- Aim 1:
Answer the following questions using the FLIP-149 discussion thread:
(a) Which options can KTable connectors reuse from the Kafka connector?
(b) Which name for the new connector does the reply say is also acceptable?
(c) Which additional property does Konstantin propose adding to the Kafka connector?

# Source excerpt start

Re: [DISCUSS] FLIP-149: Introduce the KTable Connector

Shengkai Fang Mon, 19 Oct 2020 21:06:14 -0700

Hi Konstantin,

Thanks for your reply.


> It uses the "kafka" connector and does not specify a primary key.
The dimensional table `users` is a ktable connector and we can specify the
pk on the KTable.

> Will it possible to use a "ktable" as a dimensional table in FLIP-132
Yes. We can specify the watermark on the KTable and it can be used as a
dimension table in temporal join.

>Introduce a new connector vs introduce a new property
The main reason behind is that the KTable connector almost has no common
options with the Kafka connector. The options that can be reused by KTable
connectors are 'topic', 'properties.bootstrap.servers' and
'value.fields-include' . We can't set cdc format for 'key.format' and
'value.format' in KTable connector now, which is  available in Kafka
connector. Considering the difference between the options we can use, it's
more suitable to introduce an another connector rather than a property.

We are also fine to use "compacted-kafka" as the name of the new connector.
What do you think?

Best,
Shengkai

Konstantin Knauf <[email protected]> 于2020年10月19日周一 下午10:15写道：

> Hi Shengkai,
>
> Thank you for driving this effort. I believe this a very important feature
> for many users who use Kafka and Flink SQL together. A few questions and
> thoughts:
>
> * Is your example "Use KTable as a reference/dimension table" correct? It
> uses the "kafka" connector and does not specify a primary key.
>
> * Will it be possible to use a "ktable" table directly as a dimensional
> table in temporal join (*based on event time*) (FLIP-132)? This is not
> completely clear to me from the FLIP.
>
> * I'd personally prefer not to introduce a new connector and instead to
> extend the Kafka connector. We could add an additional property "compacted"
> = "true"|"false". If it is set to "true", we can add additional validation
> logic (e.g. "scan.startup.mode" can not be set, primary key required,
> etc.). If we stick to a separate connector I'd not call it "ktable", but
> rather "compacted-kafka" or similar. KTable seems to carry more implicit
> meaning than we want to imply here.
>
> * I agree that this is not a bounded source. If we want to support a
> bounded mode, this is an orthogonal concern that also applies to other
> unbounded sources.

# Source excerpt end
# Records to process start

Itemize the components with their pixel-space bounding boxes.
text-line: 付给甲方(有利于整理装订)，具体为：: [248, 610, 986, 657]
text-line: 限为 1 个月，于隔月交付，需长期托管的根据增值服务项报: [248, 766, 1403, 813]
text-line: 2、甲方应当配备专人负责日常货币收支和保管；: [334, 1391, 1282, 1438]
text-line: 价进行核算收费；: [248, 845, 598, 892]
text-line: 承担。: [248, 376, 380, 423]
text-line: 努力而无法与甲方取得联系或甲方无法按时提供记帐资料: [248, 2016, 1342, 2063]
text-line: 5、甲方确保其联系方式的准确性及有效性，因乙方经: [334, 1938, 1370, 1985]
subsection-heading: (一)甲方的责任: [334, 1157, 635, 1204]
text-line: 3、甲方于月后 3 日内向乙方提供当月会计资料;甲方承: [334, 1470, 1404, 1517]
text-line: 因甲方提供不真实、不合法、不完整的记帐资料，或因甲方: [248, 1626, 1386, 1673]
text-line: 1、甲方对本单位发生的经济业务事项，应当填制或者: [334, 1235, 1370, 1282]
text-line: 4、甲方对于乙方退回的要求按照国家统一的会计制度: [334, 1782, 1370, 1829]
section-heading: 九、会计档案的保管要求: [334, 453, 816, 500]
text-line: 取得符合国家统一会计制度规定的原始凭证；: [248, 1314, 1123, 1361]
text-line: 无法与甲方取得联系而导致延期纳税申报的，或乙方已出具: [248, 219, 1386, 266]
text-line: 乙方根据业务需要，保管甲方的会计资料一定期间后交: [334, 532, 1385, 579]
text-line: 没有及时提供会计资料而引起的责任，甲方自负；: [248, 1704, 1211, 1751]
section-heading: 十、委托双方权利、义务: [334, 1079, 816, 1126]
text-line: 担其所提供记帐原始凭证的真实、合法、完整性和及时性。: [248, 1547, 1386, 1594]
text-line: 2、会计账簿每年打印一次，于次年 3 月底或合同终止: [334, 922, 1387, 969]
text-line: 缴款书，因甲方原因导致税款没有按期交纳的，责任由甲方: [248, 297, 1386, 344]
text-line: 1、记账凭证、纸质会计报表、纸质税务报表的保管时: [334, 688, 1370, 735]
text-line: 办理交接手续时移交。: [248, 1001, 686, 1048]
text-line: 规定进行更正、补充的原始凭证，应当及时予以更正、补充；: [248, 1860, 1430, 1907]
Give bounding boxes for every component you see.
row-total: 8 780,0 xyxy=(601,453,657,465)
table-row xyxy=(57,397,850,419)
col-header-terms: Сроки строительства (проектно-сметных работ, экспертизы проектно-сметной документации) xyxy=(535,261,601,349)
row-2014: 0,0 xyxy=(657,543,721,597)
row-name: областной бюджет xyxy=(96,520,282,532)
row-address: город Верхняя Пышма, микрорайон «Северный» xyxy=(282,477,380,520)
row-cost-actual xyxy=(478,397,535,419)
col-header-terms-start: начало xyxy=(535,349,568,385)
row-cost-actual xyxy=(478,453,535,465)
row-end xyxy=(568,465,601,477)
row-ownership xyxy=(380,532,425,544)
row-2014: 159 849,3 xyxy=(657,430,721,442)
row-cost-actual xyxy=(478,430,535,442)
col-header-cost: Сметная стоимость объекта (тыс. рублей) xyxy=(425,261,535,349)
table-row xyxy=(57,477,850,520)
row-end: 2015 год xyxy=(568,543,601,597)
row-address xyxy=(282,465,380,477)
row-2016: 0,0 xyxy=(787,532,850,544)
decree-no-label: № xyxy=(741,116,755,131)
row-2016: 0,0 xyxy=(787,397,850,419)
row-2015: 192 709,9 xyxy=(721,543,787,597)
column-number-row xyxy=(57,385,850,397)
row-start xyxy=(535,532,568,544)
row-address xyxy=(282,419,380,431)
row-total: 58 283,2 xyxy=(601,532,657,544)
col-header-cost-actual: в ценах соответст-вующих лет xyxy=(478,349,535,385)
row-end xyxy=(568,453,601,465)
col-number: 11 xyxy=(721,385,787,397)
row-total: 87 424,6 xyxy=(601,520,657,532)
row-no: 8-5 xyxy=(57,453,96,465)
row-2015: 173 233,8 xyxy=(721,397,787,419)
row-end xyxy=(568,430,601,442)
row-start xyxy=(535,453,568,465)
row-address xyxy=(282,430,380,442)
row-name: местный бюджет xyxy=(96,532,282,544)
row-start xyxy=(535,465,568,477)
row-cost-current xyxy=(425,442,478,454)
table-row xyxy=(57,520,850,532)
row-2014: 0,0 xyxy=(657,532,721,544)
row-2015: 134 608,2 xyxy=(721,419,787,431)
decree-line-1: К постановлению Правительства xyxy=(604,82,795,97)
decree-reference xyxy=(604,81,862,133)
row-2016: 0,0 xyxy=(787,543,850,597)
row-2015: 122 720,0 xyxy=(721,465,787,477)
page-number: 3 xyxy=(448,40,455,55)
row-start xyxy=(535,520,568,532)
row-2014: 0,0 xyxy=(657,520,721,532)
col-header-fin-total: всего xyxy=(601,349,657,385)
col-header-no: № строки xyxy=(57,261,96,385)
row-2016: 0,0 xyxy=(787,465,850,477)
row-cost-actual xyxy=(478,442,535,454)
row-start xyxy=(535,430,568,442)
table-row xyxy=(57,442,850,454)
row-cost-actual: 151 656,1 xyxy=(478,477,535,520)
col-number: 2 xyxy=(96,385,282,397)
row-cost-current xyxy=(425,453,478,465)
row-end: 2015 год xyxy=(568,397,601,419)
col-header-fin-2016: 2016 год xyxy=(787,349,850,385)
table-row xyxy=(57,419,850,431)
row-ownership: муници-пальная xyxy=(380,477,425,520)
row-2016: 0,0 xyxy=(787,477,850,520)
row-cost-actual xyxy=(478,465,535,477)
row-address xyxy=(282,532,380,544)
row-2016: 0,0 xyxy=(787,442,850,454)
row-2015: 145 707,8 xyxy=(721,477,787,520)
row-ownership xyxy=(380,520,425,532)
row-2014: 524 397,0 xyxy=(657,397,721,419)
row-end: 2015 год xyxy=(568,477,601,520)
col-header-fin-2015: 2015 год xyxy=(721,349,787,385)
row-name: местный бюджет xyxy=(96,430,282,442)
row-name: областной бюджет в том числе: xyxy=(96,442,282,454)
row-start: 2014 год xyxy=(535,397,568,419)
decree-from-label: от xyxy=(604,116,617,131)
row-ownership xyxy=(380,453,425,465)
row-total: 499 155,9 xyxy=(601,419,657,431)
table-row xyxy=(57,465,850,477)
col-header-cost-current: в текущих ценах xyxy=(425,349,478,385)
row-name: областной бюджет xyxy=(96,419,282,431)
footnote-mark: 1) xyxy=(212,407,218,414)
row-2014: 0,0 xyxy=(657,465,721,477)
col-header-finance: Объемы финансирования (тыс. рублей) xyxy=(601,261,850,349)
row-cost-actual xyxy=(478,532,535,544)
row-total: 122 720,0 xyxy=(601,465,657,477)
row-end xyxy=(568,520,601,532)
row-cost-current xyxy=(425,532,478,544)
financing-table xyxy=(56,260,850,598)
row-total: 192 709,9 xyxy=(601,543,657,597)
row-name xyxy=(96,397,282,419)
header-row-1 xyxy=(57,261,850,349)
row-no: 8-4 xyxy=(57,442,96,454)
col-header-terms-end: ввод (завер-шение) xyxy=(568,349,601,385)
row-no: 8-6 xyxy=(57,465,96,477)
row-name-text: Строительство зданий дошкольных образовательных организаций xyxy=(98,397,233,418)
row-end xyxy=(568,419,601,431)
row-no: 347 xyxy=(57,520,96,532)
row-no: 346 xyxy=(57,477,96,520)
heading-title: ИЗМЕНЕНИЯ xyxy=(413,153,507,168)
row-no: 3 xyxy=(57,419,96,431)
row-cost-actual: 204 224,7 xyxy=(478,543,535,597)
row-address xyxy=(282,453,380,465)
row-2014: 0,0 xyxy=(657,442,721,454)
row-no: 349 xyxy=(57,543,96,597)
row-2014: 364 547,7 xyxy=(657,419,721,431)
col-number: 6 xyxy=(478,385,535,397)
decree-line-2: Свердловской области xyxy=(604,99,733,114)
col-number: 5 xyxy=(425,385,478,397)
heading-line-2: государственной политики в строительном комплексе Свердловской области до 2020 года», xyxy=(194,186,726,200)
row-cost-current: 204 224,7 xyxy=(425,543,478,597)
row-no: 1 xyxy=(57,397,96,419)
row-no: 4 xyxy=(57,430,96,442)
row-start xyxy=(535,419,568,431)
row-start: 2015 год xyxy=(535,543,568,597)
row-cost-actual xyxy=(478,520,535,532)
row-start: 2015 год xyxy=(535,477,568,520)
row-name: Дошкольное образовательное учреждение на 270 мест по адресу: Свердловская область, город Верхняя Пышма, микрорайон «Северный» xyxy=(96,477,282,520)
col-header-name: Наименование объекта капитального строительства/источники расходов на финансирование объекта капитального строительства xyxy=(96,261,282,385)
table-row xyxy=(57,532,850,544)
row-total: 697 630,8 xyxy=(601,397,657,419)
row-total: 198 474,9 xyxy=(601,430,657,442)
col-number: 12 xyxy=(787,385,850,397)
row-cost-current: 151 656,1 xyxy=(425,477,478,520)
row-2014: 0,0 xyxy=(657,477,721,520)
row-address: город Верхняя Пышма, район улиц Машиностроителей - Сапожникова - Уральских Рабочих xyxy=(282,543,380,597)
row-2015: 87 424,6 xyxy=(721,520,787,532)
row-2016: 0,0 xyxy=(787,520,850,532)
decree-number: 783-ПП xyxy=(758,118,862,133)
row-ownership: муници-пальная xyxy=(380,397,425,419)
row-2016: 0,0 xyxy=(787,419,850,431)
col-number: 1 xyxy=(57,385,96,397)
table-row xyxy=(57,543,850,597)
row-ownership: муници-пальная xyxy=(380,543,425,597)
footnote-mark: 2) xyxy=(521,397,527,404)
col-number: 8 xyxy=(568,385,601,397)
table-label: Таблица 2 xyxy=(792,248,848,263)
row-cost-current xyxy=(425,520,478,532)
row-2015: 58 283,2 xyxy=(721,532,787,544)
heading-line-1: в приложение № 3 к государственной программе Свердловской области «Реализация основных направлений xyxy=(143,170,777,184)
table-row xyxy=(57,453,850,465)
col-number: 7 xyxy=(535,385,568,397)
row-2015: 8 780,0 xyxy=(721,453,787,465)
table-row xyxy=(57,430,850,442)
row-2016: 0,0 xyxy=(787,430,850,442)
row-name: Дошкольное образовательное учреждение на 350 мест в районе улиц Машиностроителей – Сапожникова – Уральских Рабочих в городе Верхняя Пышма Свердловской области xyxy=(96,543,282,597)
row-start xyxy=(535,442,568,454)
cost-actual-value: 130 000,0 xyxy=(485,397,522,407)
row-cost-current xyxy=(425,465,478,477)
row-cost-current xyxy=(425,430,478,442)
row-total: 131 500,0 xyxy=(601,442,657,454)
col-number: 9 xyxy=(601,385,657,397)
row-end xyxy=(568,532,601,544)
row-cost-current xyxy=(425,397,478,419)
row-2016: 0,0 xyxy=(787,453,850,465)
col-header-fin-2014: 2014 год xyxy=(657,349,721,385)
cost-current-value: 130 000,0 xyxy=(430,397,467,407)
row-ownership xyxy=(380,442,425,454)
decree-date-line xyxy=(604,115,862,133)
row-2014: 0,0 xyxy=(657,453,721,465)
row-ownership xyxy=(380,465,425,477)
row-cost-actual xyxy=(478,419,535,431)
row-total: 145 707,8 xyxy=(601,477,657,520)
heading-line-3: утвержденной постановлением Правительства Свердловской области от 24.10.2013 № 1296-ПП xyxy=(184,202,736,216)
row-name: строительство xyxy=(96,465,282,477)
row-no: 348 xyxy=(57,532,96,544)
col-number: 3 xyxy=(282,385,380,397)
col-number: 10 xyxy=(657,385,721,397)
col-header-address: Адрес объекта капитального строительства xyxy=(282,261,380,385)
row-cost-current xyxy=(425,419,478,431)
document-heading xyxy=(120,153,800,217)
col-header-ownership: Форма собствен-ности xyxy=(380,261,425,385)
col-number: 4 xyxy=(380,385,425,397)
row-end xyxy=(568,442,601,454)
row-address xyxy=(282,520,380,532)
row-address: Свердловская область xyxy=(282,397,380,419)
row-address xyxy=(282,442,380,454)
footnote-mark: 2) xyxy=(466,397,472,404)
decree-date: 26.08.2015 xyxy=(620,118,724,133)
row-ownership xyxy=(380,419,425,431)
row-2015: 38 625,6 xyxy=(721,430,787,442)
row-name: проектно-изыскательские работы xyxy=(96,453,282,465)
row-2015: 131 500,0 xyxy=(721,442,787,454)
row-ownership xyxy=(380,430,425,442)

# Records to process end

- Aim 2:
Rewrite the records from their first line through the line containing "text-line: 3、甲方于月后 3", replacing "text-line" with "body-line" and leaving everything else unchanged.

- Reply 1:
(a) 'topic', 'properties.bootstrap.servers' and 'value.fields-include'
(b) "compacted-kafka"
(c) "compacted" = "true"|"false"

- Reply 2:
Itemize the components with their pixel-space bounding boxes.
body-line: 付给甲方(有利于整理装订)，具体为：: [248, 610, 986, 657]
body-line: 限为 1 个月，于隔月交付，需长期托管的根据增值服务项报: [248, 766, 1403, 813]
body-line: 2、甲方应当配备专人负责日常货币收支和保管；: [334, 1391, 1282, 1438]
body-line: 价进行核算收费；: [248, 845, 598, 892]
body-line: 承担。: [248, 376, 380, 423]
body-line: 努力而无法与甲方取得联系或甲方无法按时提供记帐资料: [248, 2016, 1342, 2063]
body-line: 5、甲方确保其联系方式的准确性及有效性，因乙方经: [334, 1938, 1370, 1985]
subsection-heading: (一)甲方的责任: [334, 1157, 635, 1204]
body-line: 3、甲方于月后 3 日内向乙方提供当月会计资料;甲方承: [334, 1470, 1404, 1517]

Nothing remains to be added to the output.